# SHORT EXERCISE:
Output a single figure: the number of lines in which the word "title" appears.

# DATA FOR PROCESSING:
——————————
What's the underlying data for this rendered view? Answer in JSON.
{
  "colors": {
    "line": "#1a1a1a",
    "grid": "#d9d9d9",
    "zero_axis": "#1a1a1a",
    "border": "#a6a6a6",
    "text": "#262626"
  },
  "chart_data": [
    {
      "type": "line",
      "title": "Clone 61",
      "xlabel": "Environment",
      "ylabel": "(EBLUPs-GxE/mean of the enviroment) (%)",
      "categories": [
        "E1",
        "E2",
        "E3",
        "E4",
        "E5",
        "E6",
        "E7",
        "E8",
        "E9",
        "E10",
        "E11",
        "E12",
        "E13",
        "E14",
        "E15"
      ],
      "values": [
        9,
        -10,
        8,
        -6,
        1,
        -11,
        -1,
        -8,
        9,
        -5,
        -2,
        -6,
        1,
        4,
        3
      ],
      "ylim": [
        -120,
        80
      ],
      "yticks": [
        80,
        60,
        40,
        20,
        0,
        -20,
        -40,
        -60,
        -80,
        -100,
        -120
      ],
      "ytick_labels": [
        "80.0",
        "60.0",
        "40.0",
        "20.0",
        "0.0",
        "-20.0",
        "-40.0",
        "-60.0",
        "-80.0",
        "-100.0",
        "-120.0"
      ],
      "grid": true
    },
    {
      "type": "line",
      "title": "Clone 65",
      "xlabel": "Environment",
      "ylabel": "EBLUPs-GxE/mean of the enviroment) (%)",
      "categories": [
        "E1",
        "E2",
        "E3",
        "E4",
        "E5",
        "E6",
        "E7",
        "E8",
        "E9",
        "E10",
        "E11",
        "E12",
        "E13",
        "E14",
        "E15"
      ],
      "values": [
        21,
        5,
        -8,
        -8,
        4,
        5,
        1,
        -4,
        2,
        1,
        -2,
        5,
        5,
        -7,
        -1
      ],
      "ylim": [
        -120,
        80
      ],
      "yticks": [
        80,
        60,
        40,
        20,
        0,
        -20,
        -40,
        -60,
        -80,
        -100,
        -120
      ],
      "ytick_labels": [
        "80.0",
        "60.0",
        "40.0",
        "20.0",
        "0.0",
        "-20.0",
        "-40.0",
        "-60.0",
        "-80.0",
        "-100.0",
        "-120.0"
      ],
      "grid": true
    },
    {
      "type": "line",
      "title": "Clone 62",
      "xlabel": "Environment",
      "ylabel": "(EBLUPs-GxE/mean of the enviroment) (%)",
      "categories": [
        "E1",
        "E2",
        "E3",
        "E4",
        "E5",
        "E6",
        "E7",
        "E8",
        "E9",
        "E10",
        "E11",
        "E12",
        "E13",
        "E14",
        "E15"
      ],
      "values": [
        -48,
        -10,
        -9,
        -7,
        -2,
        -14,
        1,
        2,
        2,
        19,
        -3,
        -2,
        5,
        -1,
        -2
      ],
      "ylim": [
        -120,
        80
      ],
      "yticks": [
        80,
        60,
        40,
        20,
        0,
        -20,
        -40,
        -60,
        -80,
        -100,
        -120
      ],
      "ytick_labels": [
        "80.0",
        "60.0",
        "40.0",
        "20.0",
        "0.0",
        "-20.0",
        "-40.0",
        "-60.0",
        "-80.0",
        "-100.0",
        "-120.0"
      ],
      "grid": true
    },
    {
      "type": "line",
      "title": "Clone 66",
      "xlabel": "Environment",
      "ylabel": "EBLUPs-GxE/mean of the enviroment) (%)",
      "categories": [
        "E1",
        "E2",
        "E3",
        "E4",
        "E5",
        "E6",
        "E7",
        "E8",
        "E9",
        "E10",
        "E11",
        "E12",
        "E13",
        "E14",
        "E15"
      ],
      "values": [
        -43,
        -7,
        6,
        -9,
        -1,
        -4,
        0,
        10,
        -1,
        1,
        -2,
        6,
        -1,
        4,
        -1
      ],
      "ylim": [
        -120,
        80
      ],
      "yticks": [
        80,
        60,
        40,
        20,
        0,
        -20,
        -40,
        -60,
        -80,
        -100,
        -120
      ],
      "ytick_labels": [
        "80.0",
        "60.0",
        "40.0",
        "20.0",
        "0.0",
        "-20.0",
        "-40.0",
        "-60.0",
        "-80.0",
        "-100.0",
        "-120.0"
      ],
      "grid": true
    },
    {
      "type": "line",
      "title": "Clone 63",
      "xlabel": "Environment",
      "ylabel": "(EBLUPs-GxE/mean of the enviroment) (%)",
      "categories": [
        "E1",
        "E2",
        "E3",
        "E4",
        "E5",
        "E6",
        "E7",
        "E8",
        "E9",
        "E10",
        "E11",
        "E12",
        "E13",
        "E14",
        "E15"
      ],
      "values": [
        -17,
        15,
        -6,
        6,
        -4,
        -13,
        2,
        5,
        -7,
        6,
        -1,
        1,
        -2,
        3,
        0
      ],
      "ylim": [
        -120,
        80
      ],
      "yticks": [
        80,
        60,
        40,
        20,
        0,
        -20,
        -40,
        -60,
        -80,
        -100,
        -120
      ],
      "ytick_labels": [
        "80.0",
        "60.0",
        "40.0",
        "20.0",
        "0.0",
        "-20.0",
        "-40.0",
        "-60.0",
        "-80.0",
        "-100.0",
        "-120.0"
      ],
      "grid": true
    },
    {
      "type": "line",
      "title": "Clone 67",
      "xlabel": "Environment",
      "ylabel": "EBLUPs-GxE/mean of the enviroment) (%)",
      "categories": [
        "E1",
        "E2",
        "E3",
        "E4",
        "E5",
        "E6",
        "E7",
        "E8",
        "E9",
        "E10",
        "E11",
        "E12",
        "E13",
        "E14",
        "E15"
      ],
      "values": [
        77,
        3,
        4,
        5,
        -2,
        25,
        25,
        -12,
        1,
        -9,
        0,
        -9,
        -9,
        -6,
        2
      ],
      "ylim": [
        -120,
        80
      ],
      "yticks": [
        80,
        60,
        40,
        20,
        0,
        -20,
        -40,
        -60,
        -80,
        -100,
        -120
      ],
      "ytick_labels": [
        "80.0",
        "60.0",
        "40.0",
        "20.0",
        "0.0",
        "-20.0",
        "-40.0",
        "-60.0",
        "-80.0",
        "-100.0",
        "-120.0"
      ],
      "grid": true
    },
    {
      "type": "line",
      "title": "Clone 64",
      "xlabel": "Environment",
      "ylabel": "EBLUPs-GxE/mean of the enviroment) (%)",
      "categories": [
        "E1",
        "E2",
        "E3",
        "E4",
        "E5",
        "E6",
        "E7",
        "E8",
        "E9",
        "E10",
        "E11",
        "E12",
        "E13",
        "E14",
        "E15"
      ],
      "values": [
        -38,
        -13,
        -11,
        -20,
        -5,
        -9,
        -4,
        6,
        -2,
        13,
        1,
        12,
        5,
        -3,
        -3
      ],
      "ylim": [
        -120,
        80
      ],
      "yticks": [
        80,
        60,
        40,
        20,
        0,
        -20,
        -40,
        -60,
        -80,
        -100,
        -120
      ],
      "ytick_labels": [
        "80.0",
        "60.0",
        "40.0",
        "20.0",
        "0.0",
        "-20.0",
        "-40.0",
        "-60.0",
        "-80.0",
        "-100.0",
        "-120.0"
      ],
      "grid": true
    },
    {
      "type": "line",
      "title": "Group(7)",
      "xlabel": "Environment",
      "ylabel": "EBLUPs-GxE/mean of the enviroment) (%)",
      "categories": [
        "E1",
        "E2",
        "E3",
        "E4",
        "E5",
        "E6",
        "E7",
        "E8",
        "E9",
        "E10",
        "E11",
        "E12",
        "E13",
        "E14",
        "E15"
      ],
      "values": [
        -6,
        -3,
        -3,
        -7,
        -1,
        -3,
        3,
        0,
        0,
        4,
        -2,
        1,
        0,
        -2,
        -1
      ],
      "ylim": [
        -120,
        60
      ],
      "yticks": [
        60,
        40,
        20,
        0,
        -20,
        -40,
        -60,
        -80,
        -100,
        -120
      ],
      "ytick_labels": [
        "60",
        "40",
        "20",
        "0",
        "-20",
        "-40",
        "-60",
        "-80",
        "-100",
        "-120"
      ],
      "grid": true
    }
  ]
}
——————————
# EXPECTED ANSWER:
8